What is needed — Examine the entries and show every line in which the word "plain" is found.

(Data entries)
= = = = =

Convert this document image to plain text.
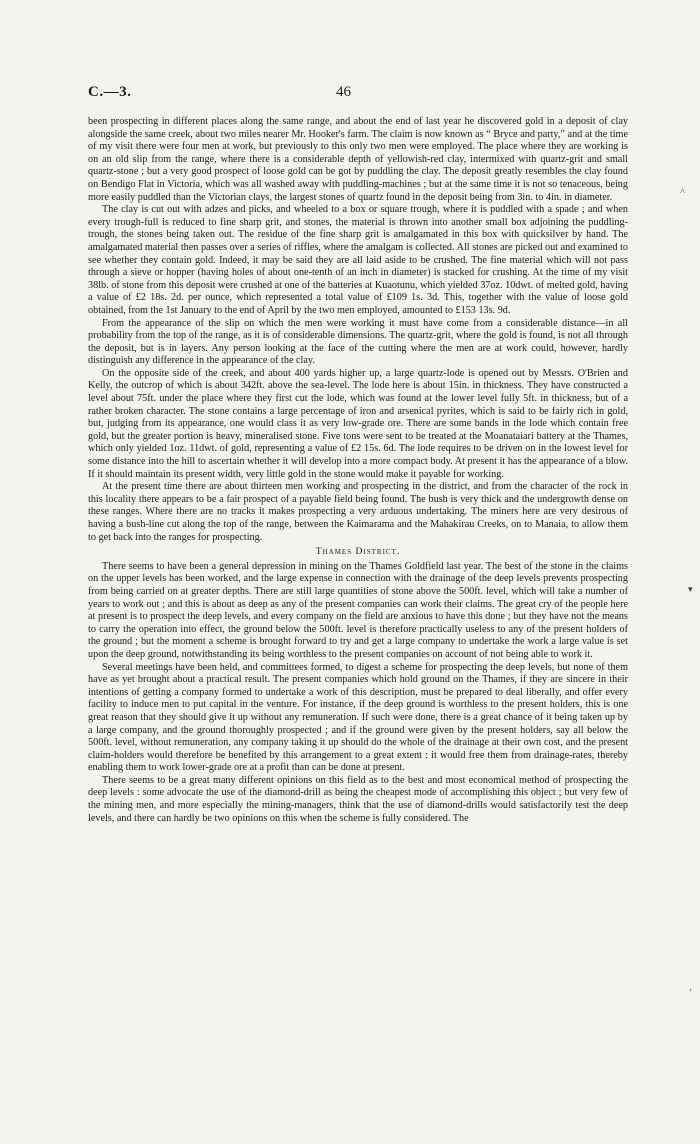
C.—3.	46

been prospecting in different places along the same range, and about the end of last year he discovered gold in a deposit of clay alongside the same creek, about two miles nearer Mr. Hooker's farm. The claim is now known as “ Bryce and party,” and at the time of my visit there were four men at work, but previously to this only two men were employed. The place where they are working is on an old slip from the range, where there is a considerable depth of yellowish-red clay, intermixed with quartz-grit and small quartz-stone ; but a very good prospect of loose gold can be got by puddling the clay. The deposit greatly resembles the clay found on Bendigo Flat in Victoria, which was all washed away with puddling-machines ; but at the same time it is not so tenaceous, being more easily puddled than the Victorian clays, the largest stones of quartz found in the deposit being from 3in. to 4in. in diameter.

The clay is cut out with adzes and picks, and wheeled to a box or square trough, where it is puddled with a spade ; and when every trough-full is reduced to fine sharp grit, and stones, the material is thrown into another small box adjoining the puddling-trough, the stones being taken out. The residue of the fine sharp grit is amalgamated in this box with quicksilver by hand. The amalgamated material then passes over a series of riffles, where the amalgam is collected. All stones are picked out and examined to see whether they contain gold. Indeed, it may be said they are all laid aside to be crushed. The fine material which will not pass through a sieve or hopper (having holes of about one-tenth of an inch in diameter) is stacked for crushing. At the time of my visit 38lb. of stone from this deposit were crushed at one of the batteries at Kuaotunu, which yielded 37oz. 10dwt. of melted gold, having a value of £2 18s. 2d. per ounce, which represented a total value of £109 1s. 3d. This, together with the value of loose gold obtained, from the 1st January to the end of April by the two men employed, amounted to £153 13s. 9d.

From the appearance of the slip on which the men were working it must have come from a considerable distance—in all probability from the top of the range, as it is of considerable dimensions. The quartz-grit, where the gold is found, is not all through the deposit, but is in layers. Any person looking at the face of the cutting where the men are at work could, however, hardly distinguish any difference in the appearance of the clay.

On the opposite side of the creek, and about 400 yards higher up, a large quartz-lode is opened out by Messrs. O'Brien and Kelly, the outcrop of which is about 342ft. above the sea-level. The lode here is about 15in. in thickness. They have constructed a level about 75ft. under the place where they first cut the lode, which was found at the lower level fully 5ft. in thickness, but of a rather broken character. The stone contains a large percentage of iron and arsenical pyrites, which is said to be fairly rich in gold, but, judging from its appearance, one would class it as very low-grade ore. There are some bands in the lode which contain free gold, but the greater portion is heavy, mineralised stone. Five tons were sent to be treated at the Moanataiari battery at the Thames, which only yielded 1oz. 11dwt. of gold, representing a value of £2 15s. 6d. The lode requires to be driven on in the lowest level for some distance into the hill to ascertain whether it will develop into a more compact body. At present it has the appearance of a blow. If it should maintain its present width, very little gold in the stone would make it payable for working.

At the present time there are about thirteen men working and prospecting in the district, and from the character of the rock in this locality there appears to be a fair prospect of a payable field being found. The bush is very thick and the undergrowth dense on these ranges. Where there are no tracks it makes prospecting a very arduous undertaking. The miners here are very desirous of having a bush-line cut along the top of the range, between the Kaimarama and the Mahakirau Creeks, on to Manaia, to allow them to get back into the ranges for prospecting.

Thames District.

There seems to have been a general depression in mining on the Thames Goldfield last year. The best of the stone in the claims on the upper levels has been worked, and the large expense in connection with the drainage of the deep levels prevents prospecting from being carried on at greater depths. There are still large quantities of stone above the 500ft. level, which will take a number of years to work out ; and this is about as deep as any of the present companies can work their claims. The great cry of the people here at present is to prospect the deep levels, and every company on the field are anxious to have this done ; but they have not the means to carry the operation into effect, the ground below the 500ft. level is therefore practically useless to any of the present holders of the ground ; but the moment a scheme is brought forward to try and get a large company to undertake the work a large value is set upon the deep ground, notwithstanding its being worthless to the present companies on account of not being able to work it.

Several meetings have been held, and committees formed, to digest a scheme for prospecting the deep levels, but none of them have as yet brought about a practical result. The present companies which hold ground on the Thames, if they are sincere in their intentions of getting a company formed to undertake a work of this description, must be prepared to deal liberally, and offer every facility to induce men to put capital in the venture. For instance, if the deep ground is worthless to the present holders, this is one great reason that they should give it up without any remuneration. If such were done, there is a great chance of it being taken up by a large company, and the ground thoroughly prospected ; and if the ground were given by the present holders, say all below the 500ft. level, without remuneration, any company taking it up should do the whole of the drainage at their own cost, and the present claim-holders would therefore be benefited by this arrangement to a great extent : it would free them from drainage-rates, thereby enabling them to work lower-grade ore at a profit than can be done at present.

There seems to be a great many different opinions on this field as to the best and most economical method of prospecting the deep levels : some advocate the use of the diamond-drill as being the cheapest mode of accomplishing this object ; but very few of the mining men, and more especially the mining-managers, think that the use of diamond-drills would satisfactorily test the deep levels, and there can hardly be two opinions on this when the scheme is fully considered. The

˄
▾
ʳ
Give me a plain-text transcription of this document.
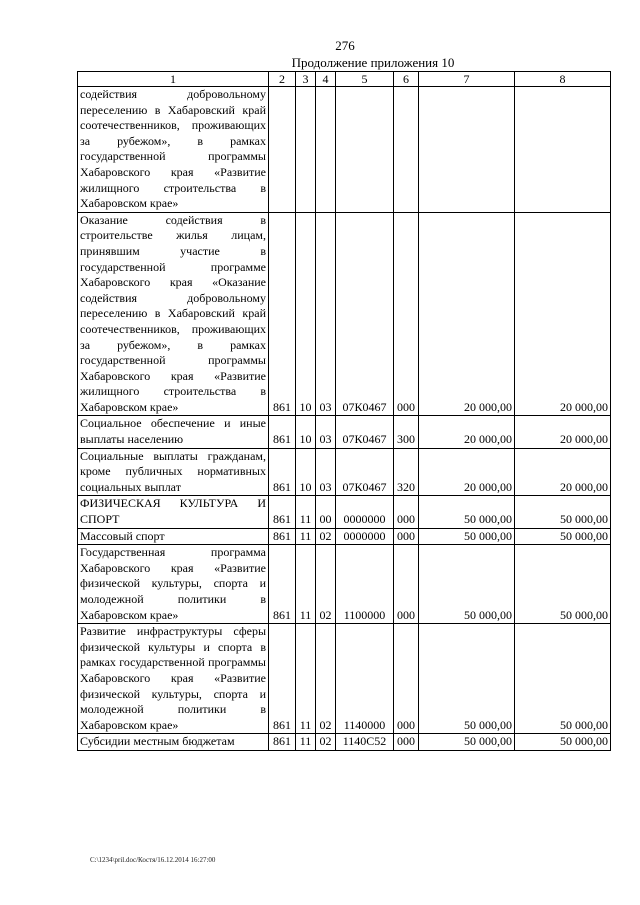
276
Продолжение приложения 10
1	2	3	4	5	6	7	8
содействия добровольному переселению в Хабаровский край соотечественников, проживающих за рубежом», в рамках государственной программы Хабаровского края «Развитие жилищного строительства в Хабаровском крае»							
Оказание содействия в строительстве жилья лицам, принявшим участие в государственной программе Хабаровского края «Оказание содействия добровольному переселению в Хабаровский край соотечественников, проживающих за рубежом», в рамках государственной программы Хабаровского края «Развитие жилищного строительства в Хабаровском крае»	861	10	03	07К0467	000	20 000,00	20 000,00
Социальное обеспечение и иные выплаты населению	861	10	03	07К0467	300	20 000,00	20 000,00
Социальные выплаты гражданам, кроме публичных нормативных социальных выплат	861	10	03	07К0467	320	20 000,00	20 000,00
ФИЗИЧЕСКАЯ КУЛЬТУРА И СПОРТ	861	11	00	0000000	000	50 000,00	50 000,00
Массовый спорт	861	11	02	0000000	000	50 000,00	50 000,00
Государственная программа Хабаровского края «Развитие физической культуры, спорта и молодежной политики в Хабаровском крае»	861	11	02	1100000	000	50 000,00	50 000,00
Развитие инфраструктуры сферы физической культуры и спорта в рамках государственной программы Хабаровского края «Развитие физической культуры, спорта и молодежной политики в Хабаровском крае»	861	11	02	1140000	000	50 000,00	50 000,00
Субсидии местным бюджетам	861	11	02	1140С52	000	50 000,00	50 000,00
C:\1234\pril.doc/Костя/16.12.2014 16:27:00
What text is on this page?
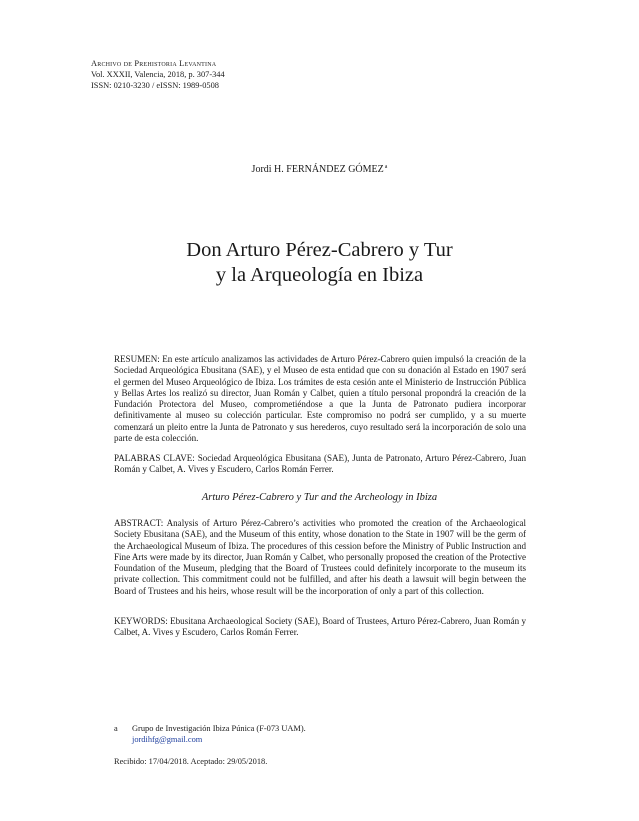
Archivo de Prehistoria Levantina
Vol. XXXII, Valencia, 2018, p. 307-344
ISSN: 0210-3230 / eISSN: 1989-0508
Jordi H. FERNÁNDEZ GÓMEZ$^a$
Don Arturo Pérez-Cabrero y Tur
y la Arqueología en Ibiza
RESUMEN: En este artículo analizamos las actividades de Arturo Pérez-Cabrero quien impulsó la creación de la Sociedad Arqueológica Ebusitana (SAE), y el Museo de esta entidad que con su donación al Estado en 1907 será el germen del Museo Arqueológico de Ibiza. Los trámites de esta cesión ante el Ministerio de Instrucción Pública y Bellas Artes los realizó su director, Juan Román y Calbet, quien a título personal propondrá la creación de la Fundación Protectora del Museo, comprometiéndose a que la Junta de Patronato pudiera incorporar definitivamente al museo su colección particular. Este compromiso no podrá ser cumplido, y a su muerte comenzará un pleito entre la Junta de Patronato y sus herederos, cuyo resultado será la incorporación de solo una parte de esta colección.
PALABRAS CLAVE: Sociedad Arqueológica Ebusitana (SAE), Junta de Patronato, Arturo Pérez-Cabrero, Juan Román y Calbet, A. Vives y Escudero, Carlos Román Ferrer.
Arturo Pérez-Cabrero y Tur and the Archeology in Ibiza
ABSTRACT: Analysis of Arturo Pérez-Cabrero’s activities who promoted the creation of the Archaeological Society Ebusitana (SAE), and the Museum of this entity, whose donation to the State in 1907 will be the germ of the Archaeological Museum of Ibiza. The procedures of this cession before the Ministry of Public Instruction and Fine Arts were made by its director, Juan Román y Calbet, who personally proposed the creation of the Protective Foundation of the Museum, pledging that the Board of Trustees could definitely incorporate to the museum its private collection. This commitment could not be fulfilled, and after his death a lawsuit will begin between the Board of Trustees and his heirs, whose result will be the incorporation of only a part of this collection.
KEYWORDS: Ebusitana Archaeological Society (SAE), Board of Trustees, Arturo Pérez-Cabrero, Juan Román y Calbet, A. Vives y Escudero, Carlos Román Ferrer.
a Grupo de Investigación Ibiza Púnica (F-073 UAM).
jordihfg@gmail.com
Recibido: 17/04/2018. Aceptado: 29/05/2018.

= = = = =

Answer for this exercise —
Convert this document image to plain text.
Give me a plain-text transcription of this document.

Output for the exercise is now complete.